■ What the exercise asks:
Transcribe the material below exactly as it appears.

--- START ---

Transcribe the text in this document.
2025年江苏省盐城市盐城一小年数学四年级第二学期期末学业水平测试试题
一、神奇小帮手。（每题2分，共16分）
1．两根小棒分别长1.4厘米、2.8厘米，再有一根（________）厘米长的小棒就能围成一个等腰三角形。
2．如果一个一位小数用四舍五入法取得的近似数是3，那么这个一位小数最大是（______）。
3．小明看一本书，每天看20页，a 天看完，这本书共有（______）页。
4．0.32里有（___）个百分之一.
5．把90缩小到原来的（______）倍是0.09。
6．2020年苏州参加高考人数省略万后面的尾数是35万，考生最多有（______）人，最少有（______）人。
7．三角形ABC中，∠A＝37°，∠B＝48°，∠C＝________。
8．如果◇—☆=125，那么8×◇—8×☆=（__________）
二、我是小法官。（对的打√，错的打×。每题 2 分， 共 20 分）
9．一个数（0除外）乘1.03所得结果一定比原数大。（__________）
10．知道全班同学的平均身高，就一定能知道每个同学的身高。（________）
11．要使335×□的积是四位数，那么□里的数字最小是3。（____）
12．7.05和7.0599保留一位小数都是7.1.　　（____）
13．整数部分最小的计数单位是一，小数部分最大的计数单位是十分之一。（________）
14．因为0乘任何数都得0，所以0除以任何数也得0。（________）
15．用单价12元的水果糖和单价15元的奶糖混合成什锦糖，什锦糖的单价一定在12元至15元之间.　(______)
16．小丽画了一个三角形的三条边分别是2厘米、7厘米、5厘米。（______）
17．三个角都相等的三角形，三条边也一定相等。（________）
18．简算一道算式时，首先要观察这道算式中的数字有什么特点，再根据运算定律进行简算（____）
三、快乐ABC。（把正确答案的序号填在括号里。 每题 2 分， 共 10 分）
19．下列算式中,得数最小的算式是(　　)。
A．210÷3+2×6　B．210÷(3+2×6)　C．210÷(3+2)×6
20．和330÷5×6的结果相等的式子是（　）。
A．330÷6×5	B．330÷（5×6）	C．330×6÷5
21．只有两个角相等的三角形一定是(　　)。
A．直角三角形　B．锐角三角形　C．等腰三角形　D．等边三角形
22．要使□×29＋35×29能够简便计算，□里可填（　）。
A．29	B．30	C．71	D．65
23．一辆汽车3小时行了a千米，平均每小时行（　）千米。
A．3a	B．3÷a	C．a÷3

--- END ---

■ Complete answer:
Transcribe the text in this document.
2025年江苏省盐城市盐城一小年数学四年级第二学期期末学业水平测试试题
一、神奇小帮手。（每题2分，共16分）
1．两根小棒分别长1.4厘米、2.8厘米，再有一根（________）厘米长的小棒就能围成一个等腰三角形。
2．如果一个一位小数用四舍五入法取得的近似数是3，那么这个一位小数最大是（______）。
3．小明看一本书，每天看20页，a 天看完，这本书共有（______）页。
4．0.32里有（___）个百分之一.
5．把90缩小到原来的（______）倍是0.09。
6．2020年苏州参加高考人数省略万后面的尾数是35万，考生最多有（______）人，最少有（______）人。
7．三角形ABC中，∠A＝37°，∠B＝48°，∠C＝________。
8．如果◇—☆=125，那么8×◇—8×☆=（__________）
二、我是小法官。（对的打√，错的打×。每题 2 分， 共 20 分）
9．一个数（0除外）乘1.03所得结果一定比原数大。（__________）
10．知道全班同学的平均身高，就一定能知道每个同学的身高。（________）
11．要使335×□的积是四位数，那么□里的数字最小是3。（____）
12．7.05和7.0599保留一位小数都是7.1.　　（____）
13．整数部分最小的计数单位是一，小数部分最大的计数单位是十分之一。（________）
14．因为0乘任何数都得0，所以0除以任何数也得0。（________）
15．用单价12元的水果糖和单价15元的奶糖混合成什锦糖，什锦糖的单价一定在12元至15元之间.　(______)
16．小丽画了一个三角形的三条边分别是2厘米、7厘米、5厘米。（______）
17．三个角都相等的三角形，三条边也一定相等。（________）
18．简算一道算式时，首先要观察这道算式中的数字有什么特点，再根据运算定律进行简算（____）
三、快乐ABC。（把正确答案的序号填在括号里。 每题 2 分， 共 10 分）
19．下列算式中,得数最小的算式是(　　)。
A．210÷3+2×6　B．210÷(3+2×6)　C．210÷(3+2)×6
20．和330÷5×6的结果相等的式子是（　）。
A．330÷6×5	B．330÷（5×6）	C．330×6÷5
21．只有两个角相等的三角形一定是(　　)。
A．直角三角形　B．锐角三角形　C．等腰三角形　D．等边三角形
22．要使□×29＋35×29能够简便计算，□里可填（　）。
A．29	B．30	C．71	D．65
23．一辆汽车3小时行了a千米，平均每小时行（　）千米。
A．3a	B．3÷a	C．a÷3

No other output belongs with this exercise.